SET PROBLEM
Filter these entries so that only lines with the word "Deflector" remain.

EXCERPTED DATA
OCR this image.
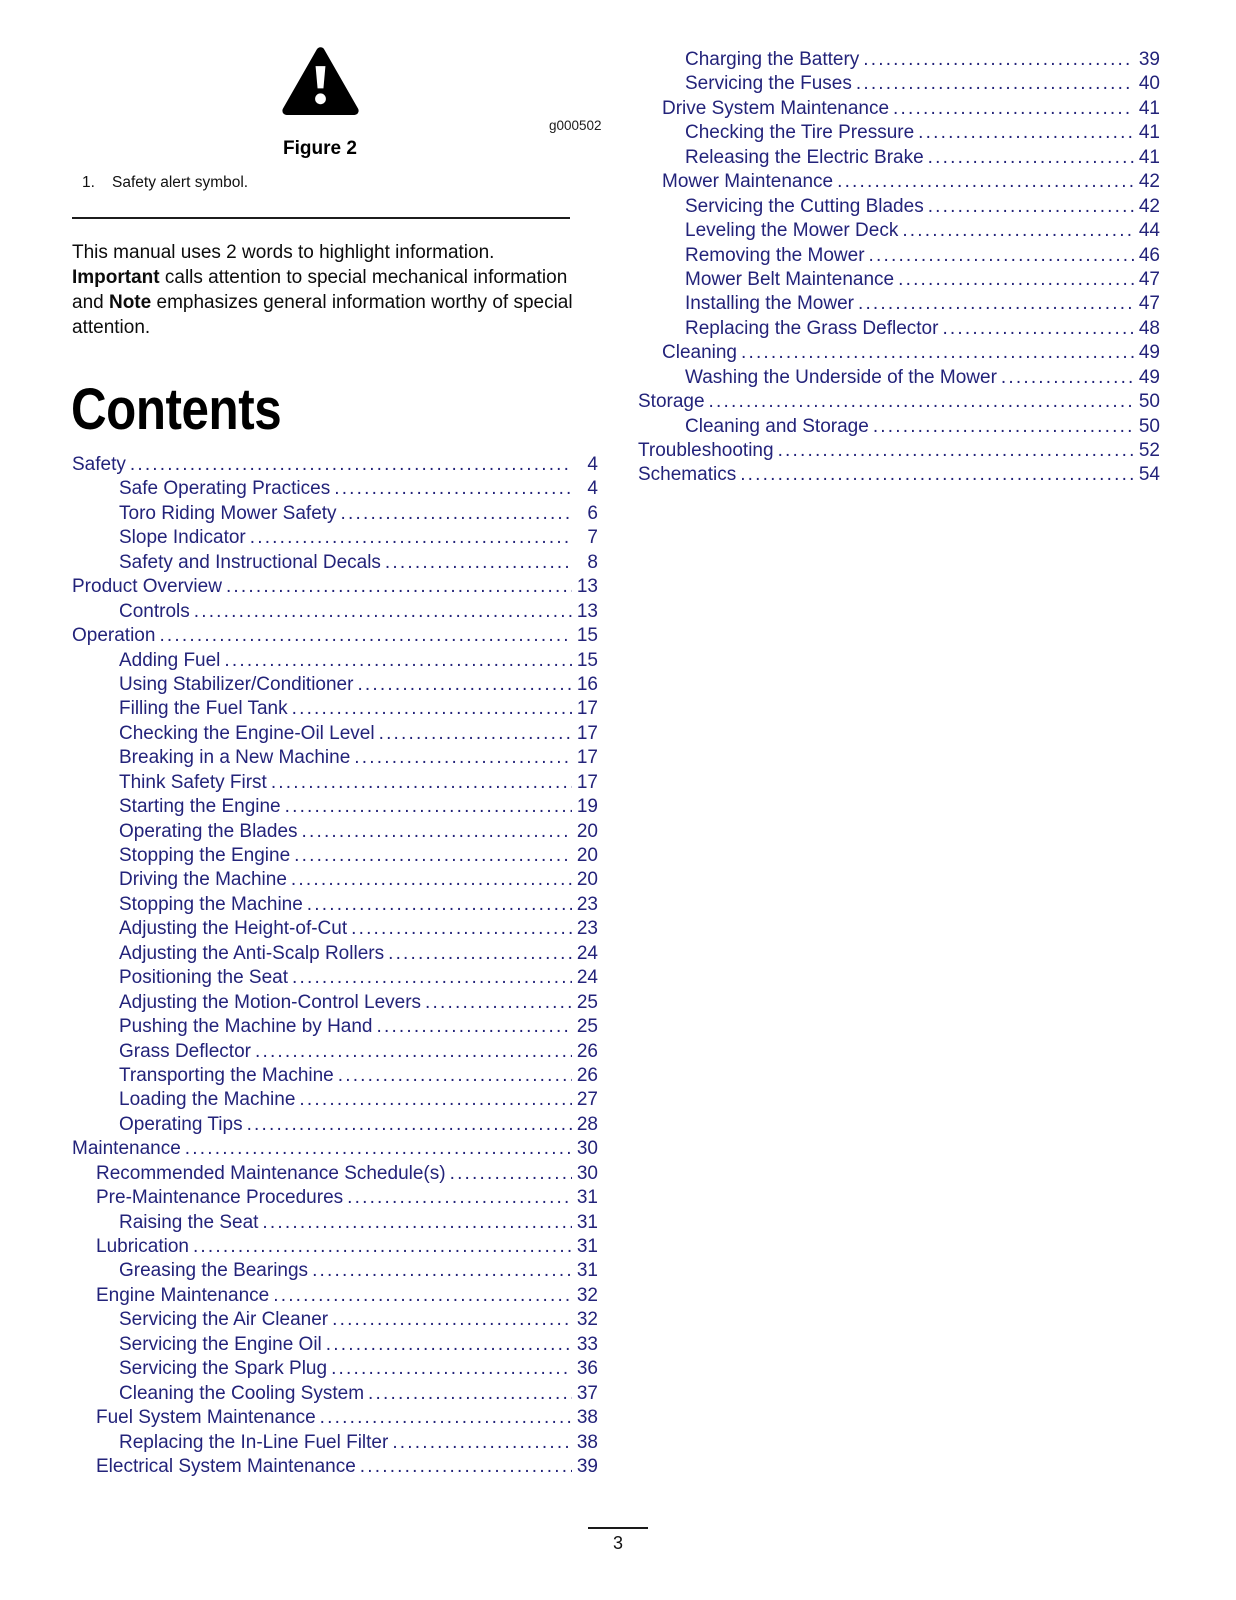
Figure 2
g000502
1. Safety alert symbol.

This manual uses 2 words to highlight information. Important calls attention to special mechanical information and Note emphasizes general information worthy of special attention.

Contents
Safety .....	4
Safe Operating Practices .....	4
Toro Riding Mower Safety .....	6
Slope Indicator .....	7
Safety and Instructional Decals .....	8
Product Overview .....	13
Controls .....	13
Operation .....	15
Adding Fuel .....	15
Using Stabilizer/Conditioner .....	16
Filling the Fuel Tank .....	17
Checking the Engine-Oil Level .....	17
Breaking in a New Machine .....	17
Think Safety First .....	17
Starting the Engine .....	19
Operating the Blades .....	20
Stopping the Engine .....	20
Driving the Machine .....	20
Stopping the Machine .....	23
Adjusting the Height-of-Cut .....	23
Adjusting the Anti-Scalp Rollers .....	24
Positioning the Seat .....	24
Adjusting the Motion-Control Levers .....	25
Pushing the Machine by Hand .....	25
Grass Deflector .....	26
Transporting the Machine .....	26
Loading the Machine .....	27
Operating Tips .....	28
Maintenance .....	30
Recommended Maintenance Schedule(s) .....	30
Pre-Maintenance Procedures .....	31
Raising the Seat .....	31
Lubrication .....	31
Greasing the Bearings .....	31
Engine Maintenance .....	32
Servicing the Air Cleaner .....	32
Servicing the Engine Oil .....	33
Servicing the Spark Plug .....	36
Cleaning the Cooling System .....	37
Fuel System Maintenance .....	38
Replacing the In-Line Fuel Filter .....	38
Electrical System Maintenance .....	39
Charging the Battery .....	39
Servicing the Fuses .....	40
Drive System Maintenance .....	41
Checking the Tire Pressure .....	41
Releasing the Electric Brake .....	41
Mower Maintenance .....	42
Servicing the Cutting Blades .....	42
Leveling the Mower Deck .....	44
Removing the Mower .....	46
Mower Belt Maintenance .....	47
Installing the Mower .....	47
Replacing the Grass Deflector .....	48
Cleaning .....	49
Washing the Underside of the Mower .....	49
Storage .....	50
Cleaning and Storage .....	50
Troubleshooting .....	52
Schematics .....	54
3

WRITTEN ANSWER
Grass Deflector .....	26
Replacing the Grass Deflector .....	48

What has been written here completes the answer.